• **PROVIDED RECORDS**:
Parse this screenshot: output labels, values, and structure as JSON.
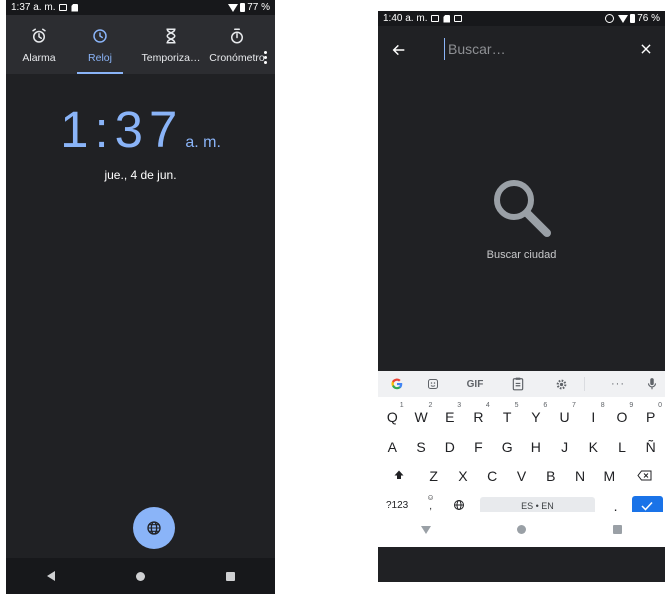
{
  "left": {
    "status": {
      "time": "1:37 a. m.",
      "battery": "77 %"
    },
    "tabs": [
      {
        "label": "Alarma",
        "icon": "alarm-icon"
      },
      {
        "label": "Reloj",
        "icon": "clock-icon",
        "active": true
      },
      {
        "label": "Temporiza…",
        "icon": "hourglass-icon"
      },
      {
        "label": "Cronómetro",
        "icon": "stopwatch-icon"
      }
    ],
    "clock": {
      "time": "1:37",
      "ampm": "a. m.",
      "date": "jue., 4 de jun."
    },
    "fab_icon": "globe-icon",
    "accent": "#8ab4f8"
  },
  "right": {
    "status": {
      "time": "1:40 a. m.",
      "battery": "76 %"
    },
    "search": {
      "placeholder": "Buscar…",
      "value": ""
    },
    "empty_state": {
      "text": "Buscar ciudad",
      "icon": "search-icon"
    },
    "keyboard": {
      "toolbar": [
        "google-icon",
        "sticker-icon",
        "GIF",
        "clipboard-icon",
        "settings-icon",
        "more-icon",
        "mic-icon"
      ],
      "gif_label": "GIF",
      "more_label": "···",
      "row1": [
        [
          "Q",
          "1"
        ],
        [
          "W",
          "2"
        ],
        [
          "E",
          "3"
        ],
        [
          "R",
          "4"
        ],
        [
          "T",
          "5"
        ],
        [
          "Y",
          "6"
        ],
        [
          "U",
          "7"
        ],
        [
          "I",
          "8"
        ],
        [
          "O",
          "9"
        ],
        [
          "P",
          "0"
        ]
      ],
      "row2": [
        "A",
        "S",
        "D",
        "F",
        "G",
        "H",
        "J",
        "K",
        "L",
        "Ñ"
      ],
      "row3": [
        "Z",
        "X",
        "C",
        "V",
        "B",
        "N",
        "M"
      ],
      "symbols_label": "?123",
      "comma_label": ",",
      "emoji_label": "☺",
      "space_label": "ES • EN",
      "period_label": ".",
      "enter_color": "#1a73e8"
    }
  }
}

• **TASK DESCRIPTION**: Your task is to repeat the data above exactly while excluding the pictures.

• **SOLUTION BELOW**:
Parse this screenshot: output labels, values, and structure as JSON.
{
  "left": {
    "status": {
      "time": "1:37 a. m.",
      "battery": "77 %"
    },
    "tabs": [
      {
        "label": "Alarma",
        "icon": "alarm-icon"
      },
      {
        "label": "Reloj",
        "icon": "clock-icon",
        "active": true
      },
      {
        "label": "Temporiza…",
        "icon": "hourglass-icon"
      },
      {
        "label": "Cronómetro",
        "icon": "stopwatch-icon"
      }
    ],
    "clock": {
      "time": "1:37",
      "ampm": "a. m.",
      "date": "jue., 4 de jun."
    },
    "fab_icon": "globe-icon",
    "accent": "#8ab4f8"
  },
  "right": {
    "status": {
      "time": "1:40 a. m.",
      "battery": "76 %"
    },
    "search": {
      "placeholder": "Buscar…",
      "value": ""
    },
    "empty_state": {
      "text": "Buscar ciudad",
      "icon": "search-icon"
    },
    "keyboard": {
      "toolbar": [
        "google-icon",
        "sticker-icon",
        "GIF",
        "clipboard-icon",
        "settings-icon",
        "more-icon",
        "mic-icon"
      ],
      "gif_label": "GIF",
      "more_label": "···",
      "row1": [
        [
          "Q",
          "1"
        ],
        [
          "W",
          "2"
        ],
        [
          "E",
          "3"
        ],
        [
          "R",
          "4"
        ],
        [
          "T",
          "5"
        ],
        [
          "Y",
          "6"
        ],
        [
          "U",
          "7"
        ],
        [
          "I",
          "8"
        ],
        [
          "O",
          "9"
        ],
        [
          "P",
          "0"
        ]
      ],
      "row2": [
        "A",
        "S",
        "D",
        "F",
        "G",
        "H",
        "J",
        "K",
        "L",
        "Ñ"
      ],
      "row3": [
        "Z",
        "X",
        "C",
        "V",
        "B",
        "N",
        "M"
      ],
      "symbols_label": "?123",
      "comma_label": ",",
      "emoji_label": "☺",
      "space_label": "ES • EN",
      "period_label": ".",
      "enter_color": "#1a73e8"
    }
  }
}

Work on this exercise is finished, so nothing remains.